▶ _Stated task_: Show all lines holding "table".

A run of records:

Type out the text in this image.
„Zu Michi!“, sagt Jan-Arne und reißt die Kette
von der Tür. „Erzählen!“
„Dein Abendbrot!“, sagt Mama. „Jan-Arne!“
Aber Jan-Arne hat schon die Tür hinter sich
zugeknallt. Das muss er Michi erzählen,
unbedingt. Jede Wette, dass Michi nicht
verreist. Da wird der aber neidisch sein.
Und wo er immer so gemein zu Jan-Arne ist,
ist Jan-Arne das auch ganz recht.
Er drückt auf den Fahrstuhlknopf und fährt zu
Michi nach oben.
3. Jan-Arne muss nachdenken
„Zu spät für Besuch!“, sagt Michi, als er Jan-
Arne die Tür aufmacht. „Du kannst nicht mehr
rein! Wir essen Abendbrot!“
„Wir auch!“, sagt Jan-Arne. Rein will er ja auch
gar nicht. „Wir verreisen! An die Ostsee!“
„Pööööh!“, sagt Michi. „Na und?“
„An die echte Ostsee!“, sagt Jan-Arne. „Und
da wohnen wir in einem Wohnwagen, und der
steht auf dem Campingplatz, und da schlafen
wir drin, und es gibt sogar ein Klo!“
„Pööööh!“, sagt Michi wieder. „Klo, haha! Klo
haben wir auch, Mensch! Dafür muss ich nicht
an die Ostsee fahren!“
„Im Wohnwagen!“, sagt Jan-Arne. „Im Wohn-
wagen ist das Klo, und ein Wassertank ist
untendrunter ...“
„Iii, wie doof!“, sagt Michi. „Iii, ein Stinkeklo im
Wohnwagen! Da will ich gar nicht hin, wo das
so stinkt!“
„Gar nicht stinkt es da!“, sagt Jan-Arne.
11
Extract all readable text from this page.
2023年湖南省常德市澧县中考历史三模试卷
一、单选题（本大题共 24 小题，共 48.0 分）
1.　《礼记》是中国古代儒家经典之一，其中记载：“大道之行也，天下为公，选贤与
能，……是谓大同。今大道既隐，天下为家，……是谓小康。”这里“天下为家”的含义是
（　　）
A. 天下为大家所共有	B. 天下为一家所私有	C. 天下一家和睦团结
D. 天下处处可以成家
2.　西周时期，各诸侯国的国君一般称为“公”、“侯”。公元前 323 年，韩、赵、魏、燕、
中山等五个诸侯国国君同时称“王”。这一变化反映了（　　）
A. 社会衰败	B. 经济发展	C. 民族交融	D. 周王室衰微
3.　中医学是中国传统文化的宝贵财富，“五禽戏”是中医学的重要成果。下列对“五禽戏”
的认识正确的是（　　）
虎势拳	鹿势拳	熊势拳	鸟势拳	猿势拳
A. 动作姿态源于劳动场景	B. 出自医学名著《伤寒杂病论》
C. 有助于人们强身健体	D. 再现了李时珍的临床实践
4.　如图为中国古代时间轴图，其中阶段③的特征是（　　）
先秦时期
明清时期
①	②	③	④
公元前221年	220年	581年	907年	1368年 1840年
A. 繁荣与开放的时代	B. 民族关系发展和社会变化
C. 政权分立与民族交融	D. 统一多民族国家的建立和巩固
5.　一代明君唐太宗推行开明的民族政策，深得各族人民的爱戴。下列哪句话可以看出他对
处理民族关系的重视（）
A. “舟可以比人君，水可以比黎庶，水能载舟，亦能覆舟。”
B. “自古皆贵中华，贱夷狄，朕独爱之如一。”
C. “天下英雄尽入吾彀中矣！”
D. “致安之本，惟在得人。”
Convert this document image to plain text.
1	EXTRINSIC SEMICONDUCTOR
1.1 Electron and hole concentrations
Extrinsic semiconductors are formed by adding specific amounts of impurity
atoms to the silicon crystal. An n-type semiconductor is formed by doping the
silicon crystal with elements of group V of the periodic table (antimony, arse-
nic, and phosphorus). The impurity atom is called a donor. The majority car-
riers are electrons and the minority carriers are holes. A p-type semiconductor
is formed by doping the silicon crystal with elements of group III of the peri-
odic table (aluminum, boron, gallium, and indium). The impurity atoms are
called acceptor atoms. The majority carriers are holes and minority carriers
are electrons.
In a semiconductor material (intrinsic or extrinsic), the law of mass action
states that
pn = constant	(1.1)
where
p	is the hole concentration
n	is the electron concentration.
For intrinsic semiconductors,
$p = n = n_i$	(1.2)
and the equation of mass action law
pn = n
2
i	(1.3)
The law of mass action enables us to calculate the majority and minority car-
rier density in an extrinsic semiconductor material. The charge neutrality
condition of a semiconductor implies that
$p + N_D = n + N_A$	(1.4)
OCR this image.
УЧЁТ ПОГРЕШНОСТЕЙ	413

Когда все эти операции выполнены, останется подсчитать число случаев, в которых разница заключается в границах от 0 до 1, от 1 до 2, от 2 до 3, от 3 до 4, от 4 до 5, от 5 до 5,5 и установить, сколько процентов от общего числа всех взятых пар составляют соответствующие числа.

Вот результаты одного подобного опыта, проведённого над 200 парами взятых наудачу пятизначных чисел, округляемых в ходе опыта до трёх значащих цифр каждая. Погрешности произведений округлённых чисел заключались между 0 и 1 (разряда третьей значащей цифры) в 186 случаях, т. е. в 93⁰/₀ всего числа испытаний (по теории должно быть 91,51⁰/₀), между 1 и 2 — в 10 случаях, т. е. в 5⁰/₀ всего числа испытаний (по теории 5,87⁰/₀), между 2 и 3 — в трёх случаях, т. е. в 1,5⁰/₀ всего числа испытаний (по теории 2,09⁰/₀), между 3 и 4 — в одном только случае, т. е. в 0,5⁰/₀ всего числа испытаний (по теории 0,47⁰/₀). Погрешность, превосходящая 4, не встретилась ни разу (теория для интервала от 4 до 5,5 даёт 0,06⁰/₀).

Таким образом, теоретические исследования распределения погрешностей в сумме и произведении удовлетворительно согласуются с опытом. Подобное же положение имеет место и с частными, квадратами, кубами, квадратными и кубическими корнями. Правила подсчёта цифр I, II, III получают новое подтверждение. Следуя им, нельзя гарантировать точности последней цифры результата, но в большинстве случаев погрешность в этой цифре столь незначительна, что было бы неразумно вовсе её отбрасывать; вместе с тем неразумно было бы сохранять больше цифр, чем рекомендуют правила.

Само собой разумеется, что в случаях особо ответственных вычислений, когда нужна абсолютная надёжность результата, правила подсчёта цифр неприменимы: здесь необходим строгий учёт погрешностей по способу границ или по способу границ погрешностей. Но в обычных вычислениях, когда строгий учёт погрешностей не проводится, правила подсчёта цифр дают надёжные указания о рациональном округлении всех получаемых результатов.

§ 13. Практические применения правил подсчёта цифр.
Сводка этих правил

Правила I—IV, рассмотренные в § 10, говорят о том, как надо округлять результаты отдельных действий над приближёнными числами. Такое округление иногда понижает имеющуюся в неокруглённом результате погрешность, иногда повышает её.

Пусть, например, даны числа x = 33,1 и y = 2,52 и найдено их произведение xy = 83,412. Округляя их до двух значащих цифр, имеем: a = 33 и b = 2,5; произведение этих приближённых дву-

▶ _The response_:
silicon crystal with elements of group V of the periodic table (antimony, arse-
odic table (aluminum, boron, gallium, and indium). The impurity atoms are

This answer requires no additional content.